Some records
— start —
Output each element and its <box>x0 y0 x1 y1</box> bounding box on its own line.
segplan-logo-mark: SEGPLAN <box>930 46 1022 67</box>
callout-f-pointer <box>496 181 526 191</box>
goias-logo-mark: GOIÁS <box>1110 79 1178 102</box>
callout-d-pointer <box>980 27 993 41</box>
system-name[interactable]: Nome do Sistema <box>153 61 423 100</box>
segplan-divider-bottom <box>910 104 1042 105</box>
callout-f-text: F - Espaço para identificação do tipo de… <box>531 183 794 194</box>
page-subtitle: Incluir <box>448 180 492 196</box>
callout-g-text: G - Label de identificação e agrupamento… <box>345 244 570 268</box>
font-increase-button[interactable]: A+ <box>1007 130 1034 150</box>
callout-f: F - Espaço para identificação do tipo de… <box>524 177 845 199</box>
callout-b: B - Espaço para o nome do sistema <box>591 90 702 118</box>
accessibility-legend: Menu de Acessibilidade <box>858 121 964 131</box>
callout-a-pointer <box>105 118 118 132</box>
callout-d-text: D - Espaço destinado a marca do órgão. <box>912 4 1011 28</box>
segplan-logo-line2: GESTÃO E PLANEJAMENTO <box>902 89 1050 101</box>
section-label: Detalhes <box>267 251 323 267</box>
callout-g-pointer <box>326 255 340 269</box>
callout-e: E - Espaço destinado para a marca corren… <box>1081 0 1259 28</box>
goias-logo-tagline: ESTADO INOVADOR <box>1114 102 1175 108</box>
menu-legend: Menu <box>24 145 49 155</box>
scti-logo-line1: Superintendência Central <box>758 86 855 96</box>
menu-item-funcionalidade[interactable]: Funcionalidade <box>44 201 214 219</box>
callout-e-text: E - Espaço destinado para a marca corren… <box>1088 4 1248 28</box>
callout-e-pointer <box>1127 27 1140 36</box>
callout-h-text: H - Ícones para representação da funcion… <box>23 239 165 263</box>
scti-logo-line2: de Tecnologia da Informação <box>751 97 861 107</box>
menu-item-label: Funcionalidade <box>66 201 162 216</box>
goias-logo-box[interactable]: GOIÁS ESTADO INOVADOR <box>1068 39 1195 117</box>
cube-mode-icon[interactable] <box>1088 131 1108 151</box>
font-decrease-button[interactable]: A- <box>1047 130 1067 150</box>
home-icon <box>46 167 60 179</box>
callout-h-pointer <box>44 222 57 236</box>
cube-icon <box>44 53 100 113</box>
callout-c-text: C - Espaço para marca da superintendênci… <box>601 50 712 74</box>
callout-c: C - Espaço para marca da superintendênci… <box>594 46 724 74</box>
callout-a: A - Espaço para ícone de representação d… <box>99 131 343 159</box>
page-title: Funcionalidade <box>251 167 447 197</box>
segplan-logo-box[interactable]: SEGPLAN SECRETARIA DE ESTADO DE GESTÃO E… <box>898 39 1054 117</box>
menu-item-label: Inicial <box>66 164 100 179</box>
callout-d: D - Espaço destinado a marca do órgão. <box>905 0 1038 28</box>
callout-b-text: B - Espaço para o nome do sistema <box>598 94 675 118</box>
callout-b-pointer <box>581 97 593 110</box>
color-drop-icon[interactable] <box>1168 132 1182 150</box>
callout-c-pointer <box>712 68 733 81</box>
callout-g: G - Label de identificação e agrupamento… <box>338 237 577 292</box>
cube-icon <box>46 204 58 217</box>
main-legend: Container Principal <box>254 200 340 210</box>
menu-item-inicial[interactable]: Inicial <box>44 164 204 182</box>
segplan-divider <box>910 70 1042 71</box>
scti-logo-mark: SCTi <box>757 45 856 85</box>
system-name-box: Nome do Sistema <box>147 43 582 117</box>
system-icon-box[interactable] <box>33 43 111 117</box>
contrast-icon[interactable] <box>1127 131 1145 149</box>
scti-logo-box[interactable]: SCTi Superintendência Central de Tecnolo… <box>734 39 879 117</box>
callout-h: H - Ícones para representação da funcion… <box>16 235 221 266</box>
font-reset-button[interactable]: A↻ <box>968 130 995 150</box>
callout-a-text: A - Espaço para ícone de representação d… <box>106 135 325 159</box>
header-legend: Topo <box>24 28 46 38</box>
— end —
- _Exercise directions_
Update the lines above by replacing "Container Principal" with "Conteúdo Principal", keeping everything else unchanged.

- _Output for this exercise_
Output each element and its <box>x0 y0 x1 y1</box> bounding box on its own line.
segplan-logo-mark: SEGPLAN <box>930 46 1022 67</box>
callout-f-pointer <box>496 181 526 191</box>
goias-logo-mark: GOIÁS <box>1110 79 1178 102</box>
callout-d-pointer <box>980 27 993 41</box>
system-name[interactable]: Nome do Sistema <box>153 61 423 100</box>
segplan-divider-bottom <box>910 104 1042 105</box>
callout-f-text: F - Espaço para identificação do tipo de… <box>531 183 794 194</box>
page-subtitle: Incluir <box>448 180 492 196</box>
callout-g-text: G - Label de identificação e agrupamento… <box>345 244 570 268</box>
font-increase-button[interactable]: A+ <box>1007 130 1034 150</box>
callout-f: F - Espaço para identificação do tipo de… <box>524 177 845 199</box>
callout-b: B - Espaço para o nome do sistema <box>591 90 702 118</box>
accessibility-legend: Menu de Acessibilidade <box>858 121 964 131</box>
callout-a-pointer <box>105 118 118 132</box>
callout-d-text: D - Espaço destinado a marca do órgão. <box>912 4 1011 28</box>
segplan-logo-line2: GESTÃO E PLANEJAMENTO <box>902 89 1050 101</box>
section-label: Detalhes <box>267 251 323 267</box>
callout-g-pointer <box>326 255 340 269</box>
callout-e: E - Espaço destinado para a marca corren… <box>1081 0 1259 28</box>
goias-logo-tagline: ESTADO INOVADOR <box>1114 102 1175 108</box>
menu-legend: Menu <box>24 145 49 155</box>
scti-logo-line1: Superintendência Central <box>758 86 855 96</box>
menu-item-funcionalidade[interactable]: Funcionalidade <box>44 201 214 219</box>
callout-e-text: E - Espaço destinado para a marca corren… <box>1088 4 1248 28</box>
callout-e-pointer <box>1127 27 1140 36</box>
callout-h-text: H - Ícones para representação da funcion… <box>23 239 165 263</box>
scti-logo-line2: de Tecnologia da Informação <box>751 97 861 107</box>
menu-item-label: Funcionalidade <box>66 201 162 216</box>
goias-logo-box[interactable]: GOIÁS ESTADO INOVADOR <box>1068 39 1195 117</box>
cube-mode-icon[interactable] <box>1088 131 1108 151</box>
font-decrease-button[interactable]: A- <box>1047 130 1067 150</box>
home-icon <box>46 167 60 179</box>
callout-h-pointer <box>44 222 57 236</box>
cube-icon <box>44 53 100 113</box>
callout-c-text: C - Espaço para marca da superintendênci… <box>601 50 712 74</box>
callout-c: C - Espaço para marca da superintendênci… <box>594 46 724 74</box>
callout-a: A - Espaço para ícone de representação d… <box>99 131 343 159</box>
page-title: Funcionalidade <box>251 167 447 197</box>
segplan-logo-box[interactable]: SEGPLAN SECRETARIA DE ESTADO DE GESTÃO E… <box>898 39 1054 117</box>
menu-item-label: Inicial <box>66 164 100 179</box>
callout-d: D - Espaço destinado a marca do órgão. <box>905 0 1038 28</box>
callout-b-text: B - Espaço para o nome do sistema <box>598 94 675 118</box>
callout-b-pointer <box>581 97 593 110</box>
color-drop-icon[interactable] <box>1168 132 1182 150</box>
callout-c-pointer <box>712 68 733 81</box>
callout-g: G - Label de identificação e agrupamento… <box>338 237 577 292</box>
cube-icon <box>46 204 58 217</box>
main-legend: Conteúdo Principal <box>254 200 340 210</box>
menu-item-inicial[interactable]: Inicial <box>44 164 204 182</box>
segplan-divider <box>910 70 1042 71</box>
scti-logo-mark: SCTi <box>757 45 856 85</box>
system-name-box: Nome do Sistema <box>147 43 582 117</box>
system-icon-box[interactable] <box>33 43 111 117</box>
contrast-icon[interactable] <box>1127 131 1145 149</box>
scti-logo-box[interactable]: SCTi Superintendência Central de Tecnolo… <box>734 39 879 117</box>
callout-h: H - Ícones para representação da funcion… <box>16 235 221 266</box>
font-reset-button[interactable]: A↻ <box>968 130 995 150</box>
callout-a-text: A - Espaço para ícone de representação d… <box>106 135 325 159</box>
header-legend: Topo <box>24 28 46 38</box>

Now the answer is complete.